- Written exercise -
Leave out the pictures and reproduce all of the data exactly.

- Input data -
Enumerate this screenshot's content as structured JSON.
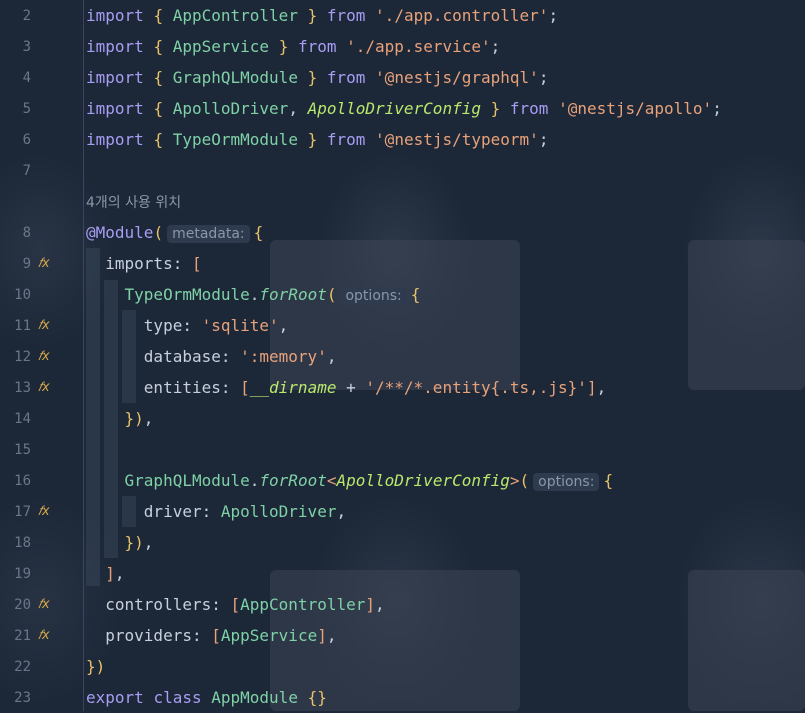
{
  "editor": {
    "lines": [
      {
        "n": "2"
      },
      {
        "n": "3"
      },
      {
        "n": "4"
      },
      {
        "n": "5"
      },
      {
        "n": "6"
      },
      {
        "n": "7"
      },
      {
        "n": "8"
      },
      {
        "n": "9"
      },
      {
        "n": "10"
      },
      {
        "n": "11"
      },
      {
        "n": "12"
      },
      {
        "n": "13"
      },
      {
        "n": "14"
      },
      {
        "n": "15"
      },
      {
        "n": "16"
      },
      {
        "n": "17"
      },
      {
        "n": "18"
      },
      {
        "n": "19"
      },
      {
        "n": "20"
      },
      {
        "n": "21"
      },
      {
        "n": "22"
      },
      {
        "n": "23"
      }
    ],
    "usage_hint": "4개의 사용 위치",
    "inlay_metadata": "metadata:",
    "inlay_options": "options:",
    "fx_marker": "f",
    "tokens": {
      "import": "import",
      "from": "from",
      "lb": "{",
      "rb": "}",
      "app_controller": "AppController",
      "app_service": "AppService",
      "graphql_module": "GraphQLModule",
      "apollo_driver": "ApolloDriver",
      "apollo_driver_config": "ApolloDriverConfig",
      "typeorm_module": "TypeOrmModule",
      "s_app_controller": "'./app.controller'",
      "s_app_service": "'./app.service'",
      "s_graphql": "'@nestjs/graphql'",
      "s_apollo": "'@nestjs/apollo'",
      "s_typeorm": "'@nestjs/typeorm'",
      "module_decorator": "@Module",
      "imports_prop": "imports",
      "for_root": "forRoot",
      "type_prop": "type",
      "s_sqlite": "'sqlite'",
      "database_prop": "database",
      "s_memory": "':memory'",
      "entities_prop": "entities",
      "dirname": "__dirname",
      "s_entity_glob": "'/**/*.entity{.ts,.js}'",
      "driver_prop": "driver",
      "controllers_prop": "controllers",
      "providers_prop": "providers",
      "export_kw": "export",
      "class_kw": "class",
      "app_module": "AppModule"
    }
  },
  "colors": {
    "background": "#1c2738",
    "keyword": "#a79df2",
    "string": "#e8a27a",
    "class": "#7fd1a6",
    "bracket": "#e8c268",
    "line_number": "#6b7689"
  }
}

- The result -
Enumerate this screenshot's content as structured JSON.
{
  "editor": {
    "lines": [
      {
        "n": "2"
      },
      {
        "n": "3"
      },
      {
        "n": "4"
      },
      {
        "n": "5"
      },
      {
        "n": "6"
      },
      {
        "n": "7"
      },
      {
        "n": "8"
      },
      {
        "n": "9"
      },
      {
        "n": "10"
      },
      {
        "n": "11"
      },
      {
        "n": "12"
      },
      {
        "n": "13"
      },
      {
        "n": "14"
      },
      {
        "n": "15"
      },
      {
        "n": "16"
      },
      {
        "n": "17"
      },
      {
        "n": "18"
      },
      {
        "n": "19"
      },
      {
        "n": "20"
      },
      {
        "n": "21"
      },
      {
        "n": "22"
      },
      {
        "n": "23"
      }
    ],
    "usage_hint": "4개의 사용 위치",
    "inlay_metadata": "metadata:",
    "inlay_options": "options:",
    "fx_marker": "f",
    "tokens": {
      "import": "import",
      "from": "from",
      "lb": "{",
      "rb": "}",
      "app_controller": "AppController",
      "app_service": "AppService",
      "graphql_module": "GraphQLModule",
      "apollo_driver": "ApolloDriver",
      "apollo_driver_config": "ApolloDriverConfig",
      "typeorm_module": "TypeOrmModule",
      "s_app_controller": "'./app.controller'",
      "s_app_service": "'./app.service'",
      "s_graphql": "'@nestjs/graphql'",
      "s_apollo": "'@nestjs/apollo'",
      "s_typeorm": "'@nestjs/typeorm'",
      "module_decorator": "@Module",
      "imports_prop": "imports",
      "for_root": "forRoot",
      "type_prop": "type",
      "s_sqlite": "'sqlite'",
      "database_prop": "database",
      "s_memory": "':memory'",
      "entities_prop": "entities",
      "dirname": "__dirname",
      "s_entity_glob": "'/**/*.entity{.ts,.js}'",
      "driver_prop": "driver",
      "controllers_prop": "controllers",
      "providers_prop": "providers",
      "export_kw": "export",
      "class_kw": "class",
      "app_module": "AppModule"
    }
  },
  "colors": {
    "background": "#1c2738",
    "keyword": "#a79df2",
    "string": "#e8a27a",
    "class": "#7fd1a6",
    "bracket": "#e8c268",
    "line_number": "#6b7689"
  }
}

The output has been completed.